_Work instructions_
Gather, from the data below, each line in which the word "ayuno" occurs.

↓↓↓

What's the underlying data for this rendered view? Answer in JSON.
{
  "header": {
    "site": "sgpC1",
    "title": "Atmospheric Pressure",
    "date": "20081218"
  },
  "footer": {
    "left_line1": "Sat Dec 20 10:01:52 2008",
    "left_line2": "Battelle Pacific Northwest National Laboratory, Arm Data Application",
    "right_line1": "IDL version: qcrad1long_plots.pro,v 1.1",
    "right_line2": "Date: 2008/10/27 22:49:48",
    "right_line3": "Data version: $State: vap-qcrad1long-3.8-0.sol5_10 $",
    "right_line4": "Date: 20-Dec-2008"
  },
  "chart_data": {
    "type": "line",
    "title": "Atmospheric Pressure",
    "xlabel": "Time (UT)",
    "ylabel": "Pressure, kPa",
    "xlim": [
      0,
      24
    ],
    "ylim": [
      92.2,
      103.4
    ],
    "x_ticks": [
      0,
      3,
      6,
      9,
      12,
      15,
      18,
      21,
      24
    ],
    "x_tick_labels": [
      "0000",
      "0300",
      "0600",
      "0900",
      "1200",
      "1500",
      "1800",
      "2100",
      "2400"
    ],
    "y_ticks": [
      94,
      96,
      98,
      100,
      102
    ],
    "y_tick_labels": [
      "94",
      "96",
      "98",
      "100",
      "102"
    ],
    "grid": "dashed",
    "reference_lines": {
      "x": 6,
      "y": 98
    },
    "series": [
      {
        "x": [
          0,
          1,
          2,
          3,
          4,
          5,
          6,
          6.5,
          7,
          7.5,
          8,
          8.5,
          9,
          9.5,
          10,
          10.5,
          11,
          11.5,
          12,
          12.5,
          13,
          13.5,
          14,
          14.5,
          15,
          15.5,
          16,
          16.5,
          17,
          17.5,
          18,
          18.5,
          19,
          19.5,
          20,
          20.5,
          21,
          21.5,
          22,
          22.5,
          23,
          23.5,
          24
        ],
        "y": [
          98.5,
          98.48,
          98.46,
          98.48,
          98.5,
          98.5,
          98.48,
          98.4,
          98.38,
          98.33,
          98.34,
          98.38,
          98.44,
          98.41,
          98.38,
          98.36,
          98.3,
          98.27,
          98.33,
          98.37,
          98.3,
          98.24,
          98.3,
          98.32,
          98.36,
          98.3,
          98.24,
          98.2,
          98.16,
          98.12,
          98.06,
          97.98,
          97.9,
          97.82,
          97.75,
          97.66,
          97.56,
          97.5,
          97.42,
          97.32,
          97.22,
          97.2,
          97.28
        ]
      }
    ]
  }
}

↑↑↑
↓↓↓

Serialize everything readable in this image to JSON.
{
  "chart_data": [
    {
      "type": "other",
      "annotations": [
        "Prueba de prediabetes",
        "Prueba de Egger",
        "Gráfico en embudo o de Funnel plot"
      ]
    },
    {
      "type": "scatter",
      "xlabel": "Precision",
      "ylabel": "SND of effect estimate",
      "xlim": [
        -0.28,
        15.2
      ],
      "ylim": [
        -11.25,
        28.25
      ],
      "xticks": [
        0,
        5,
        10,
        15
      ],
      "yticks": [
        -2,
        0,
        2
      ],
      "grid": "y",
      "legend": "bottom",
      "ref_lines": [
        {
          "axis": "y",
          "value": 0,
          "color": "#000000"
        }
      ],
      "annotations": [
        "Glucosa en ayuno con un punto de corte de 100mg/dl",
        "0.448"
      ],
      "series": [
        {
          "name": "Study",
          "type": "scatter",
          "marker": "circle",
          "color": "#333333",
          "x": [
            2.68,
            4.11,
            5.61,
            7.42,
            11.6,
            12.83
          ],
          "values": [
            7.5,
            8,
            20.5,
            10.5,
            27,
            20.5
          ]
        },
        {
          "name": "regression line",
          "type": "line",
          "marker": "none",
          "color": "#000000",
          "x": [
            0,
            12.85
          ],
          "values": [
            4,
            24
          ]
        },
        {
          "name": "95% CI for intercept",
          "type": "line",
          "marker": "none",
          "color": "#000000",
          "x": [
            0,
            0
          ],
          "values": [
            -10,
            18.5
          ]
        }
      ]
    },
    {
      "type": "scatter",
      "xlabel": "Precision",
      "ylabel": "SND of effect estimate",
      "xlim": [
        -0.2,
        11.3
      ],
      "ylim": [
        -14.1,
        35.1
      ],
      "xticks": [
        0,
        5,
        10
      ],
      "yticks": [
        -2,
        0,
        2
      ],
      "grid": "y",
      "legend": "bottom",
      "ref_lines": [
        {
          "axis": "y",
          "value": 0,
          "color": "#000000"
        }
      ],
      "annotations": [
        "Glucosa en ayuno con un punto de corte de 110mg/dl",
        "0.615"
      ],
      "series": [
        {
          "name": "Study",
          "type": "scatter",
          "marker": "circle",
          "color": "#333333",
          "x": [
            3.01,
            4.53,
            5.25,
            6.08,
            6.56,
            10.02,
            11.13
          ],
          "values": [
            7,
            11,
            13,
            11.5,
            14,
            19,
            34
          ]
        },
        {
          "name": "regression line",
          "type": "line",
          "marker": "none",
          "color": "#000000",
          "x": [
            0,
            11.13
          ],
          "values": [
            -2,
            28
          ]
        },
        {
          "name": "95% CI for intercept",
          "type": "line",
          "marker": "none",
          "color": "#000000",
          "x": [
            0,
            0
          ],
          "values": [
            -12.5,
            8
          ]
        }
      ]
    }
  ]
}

↑↑↑
↓↓↓

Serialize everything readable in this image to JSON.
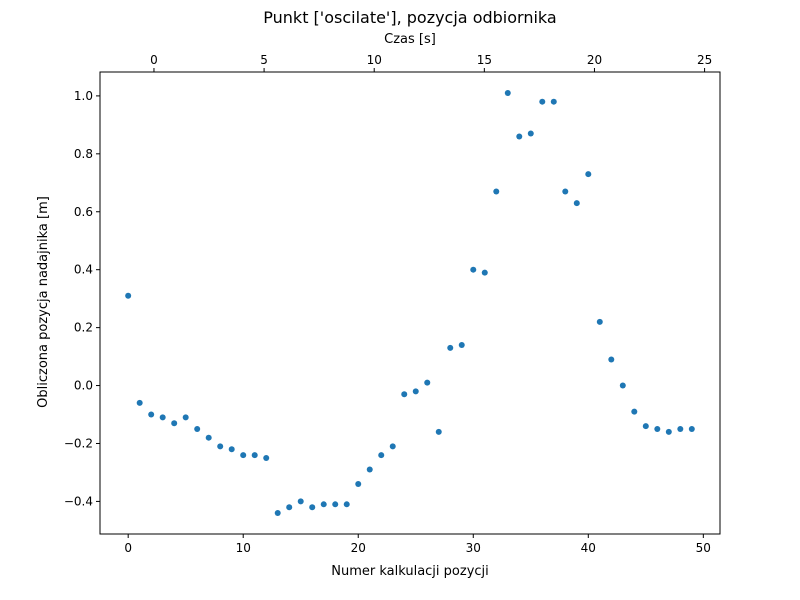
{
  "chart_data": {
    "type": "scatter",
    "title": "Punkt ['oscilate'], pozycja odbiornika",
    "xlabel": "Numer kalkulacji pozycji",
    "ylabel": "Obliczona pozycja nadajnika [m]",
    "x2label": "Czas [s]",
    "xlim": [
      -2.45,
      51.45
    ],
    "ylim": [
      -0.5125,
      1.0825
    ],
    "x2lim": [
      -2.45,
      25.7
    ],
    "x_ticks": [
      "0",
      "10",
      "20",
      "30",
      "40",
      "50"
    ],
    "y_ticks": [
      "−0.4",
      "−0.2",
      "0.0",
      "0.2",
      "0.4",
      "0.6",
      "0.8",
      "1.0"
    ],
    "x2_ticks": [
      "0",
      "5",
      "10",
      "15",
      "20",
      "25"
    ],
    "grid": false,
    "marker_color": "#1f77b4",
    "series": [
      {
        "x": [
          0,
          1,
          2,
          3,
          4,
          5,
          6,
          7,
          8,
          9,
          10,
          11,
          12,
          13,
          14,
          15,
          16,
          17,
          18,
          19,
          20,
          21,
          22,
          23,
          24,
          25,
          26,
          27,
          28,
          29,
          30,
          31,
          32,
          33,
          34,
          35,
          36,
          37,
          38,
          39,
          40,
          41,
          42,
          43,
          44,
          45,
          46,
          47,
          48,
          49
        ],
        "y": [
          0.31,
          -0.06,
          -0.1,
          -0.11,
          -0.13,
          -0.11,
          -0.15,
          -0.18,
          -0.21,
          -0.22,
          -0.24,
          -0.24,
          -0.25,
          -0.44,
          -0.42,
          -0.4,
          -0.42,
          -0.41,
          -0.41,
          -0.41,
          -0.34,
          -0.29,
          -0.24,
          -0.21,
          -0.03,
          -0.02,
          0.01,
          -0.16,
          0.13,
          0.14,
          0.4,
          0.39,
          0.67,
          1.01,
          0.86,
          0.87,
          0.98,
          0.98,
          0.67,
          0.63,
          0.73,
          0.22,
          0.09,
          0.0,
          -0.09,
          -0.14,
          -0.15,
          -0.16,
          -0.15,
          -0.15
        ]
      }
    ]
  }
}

↑↑↑

_Output_
        "Glucosa en ayuno con un punto de corte de 100mg/dl",
        "Glucosa en ayuno con un punto de corte de 110mg/dl",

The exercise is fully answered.